* **Stated goal**
Drop the pictures from the entries below, then reproduce the rest exactly.

* **Record extracts**
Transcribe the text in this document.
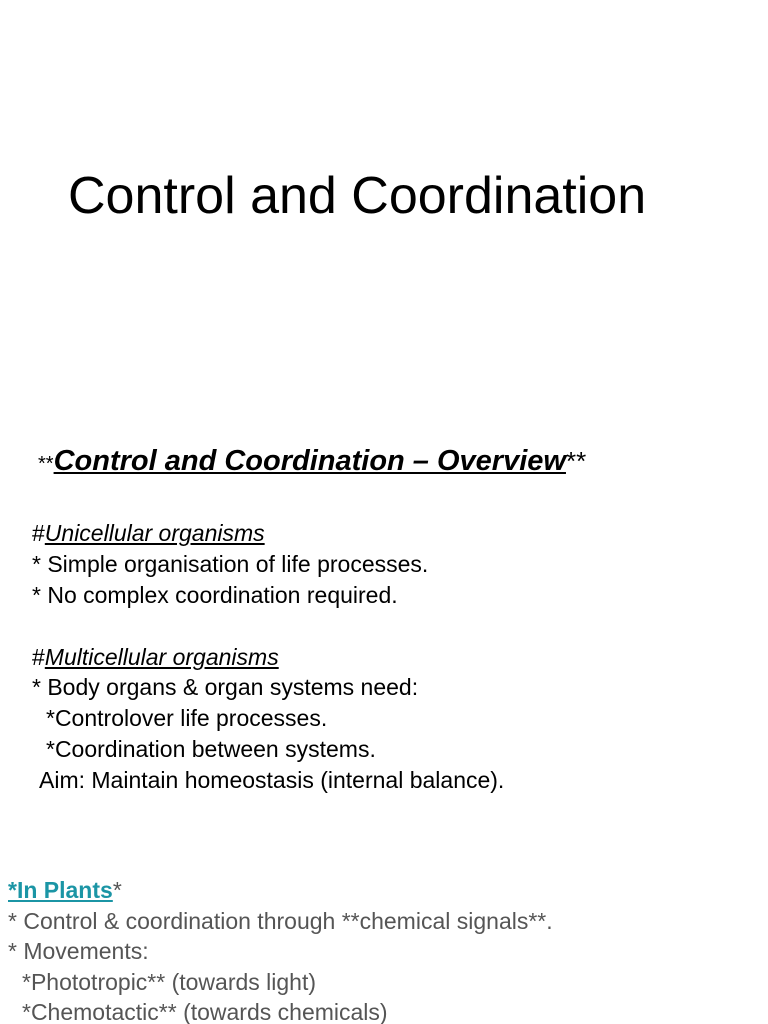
Control and Coordination
**Control and Coordination – Overview**
#Unicellular organisms
* Simple organisation of life processes.
* No complex coordination required.
#Multicellular organisms
* Body organs & organ systems need:
*Controlover life processes.
*Coordination between systems.
Aim: Maintain homeostasis (internal balance).
*In Plants*
* Control & coordination through **chemical signals**.
* Movements:
*Phototropic** (towards light)
*Chemotactic** (towards chemicals)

* **Full output**
Transcribe the text in this document.
Control and Coordination
**Control and Coordination – Overview**
#Unicellular organisms
* Simple organisation of life processes.
* No complex coordination required.
#Multicellular organisms
* Body organs & organ systems need:
*Controlover life processes.
*Coordination between systems.
Aim: Maintain homeostasis (internal balance).
*In Plants*
* Control & coordination through **chemical signals**.
* Movements:
*Phototropic** (towards light)
*Chemotactic** (towards chemicals)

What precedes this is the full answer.